### EXERCISE DIRECTIONS
Scan the records for the word "conscripts". Copy each line that includes it.

### RECORDS SUPPLIED
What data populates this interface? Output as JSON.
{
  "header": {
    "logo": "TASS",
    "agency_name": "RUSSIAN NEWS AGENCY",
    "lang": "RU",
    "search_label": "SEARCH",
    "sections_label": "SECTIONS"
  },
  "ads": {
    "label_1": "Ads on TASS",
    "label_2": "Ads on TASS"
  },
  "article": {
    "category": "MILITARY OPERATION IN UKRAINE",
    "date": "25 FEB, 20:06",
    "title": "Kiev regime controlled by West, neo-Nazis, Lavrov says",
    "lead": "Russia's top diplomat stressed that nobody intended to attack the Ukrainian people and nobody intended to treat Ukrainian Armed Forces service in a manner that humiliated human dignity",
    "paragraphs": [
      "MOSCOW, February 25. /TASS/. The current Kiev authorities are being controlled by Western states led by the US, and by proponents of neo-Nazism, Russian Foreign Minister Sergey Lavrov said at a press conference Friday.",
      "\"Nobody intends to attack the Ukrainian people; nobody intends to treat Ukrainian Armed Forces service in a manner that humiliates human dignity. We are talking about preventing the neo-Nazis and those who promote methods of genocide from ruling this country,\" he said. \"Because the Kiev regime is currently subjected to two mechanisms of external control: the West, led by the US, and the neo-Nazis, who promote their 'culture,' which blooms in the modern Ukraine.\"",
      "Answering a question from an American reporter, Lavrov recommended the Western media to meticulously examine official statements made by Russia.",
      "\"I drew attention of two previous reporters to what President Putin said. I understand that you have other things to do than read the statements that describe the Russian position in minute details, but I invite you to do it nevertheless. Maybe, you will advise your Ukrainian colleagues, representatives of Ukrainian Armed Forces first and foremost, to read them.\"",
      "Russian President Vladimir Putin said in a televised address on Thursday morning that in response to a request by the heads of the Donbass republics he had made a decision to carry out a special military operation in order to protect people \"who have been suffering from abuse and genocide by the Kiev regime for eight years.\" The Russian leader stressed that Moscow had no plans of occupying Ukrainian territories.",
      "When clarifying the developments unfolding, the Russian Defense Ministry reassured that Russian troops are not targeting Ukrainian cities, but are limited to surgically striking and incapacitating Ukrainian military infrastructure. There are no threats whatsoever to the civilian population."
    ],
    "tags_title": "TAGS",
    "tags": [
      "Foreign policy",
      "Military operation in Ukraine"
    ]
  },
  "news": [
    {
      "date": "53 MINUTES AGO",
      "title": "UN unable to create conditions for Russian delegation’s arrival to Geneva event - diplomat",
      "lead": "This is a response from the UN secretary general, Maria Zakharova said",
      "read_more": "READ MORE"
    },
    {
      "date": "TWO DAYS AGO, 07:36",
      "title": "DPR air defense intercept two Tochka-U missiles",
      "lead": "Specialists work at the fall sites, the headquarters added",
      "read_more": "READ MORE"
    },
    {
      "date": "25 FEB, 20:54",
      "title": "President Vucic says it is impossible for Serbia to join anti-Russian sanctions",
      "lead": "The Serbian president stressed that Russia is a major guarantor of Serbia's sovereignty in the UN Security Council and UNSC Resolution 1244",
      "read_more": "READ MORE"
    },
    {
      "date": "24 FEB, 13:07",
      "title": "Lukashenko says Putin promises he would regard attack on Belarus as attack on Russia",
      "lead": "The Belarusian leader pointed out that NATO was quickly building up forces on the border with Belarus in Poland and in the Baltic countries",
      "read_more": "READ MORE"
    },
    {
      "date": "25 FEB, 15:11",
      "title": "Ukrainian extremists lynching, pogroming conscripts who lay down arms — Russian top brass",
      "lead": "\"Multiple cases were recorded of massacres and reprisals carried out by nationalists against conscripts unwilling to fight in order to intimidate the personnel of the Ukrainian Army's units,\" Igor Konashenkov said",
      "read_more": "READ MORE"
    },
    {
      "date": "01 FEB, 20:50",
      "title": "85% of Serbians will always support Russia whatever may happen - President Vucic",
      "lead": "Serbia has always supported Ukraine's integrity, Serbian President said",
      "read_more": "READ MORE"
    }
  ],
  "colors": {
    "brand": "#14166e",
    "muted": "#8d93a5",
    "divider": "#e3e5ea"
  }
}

### FINISHED TASK
      "title": "Ukrainian extremists lynching, pogroming conscripts who lay down arms — Russian top brass",
      "lead": "\"Multiple cases were recorded of massacres and reprisals carried out by nationalists against conscripts unwilling to fight in order to intimidate the personnel of the Ukrainian Army's units,\" Igor Konashenkov said",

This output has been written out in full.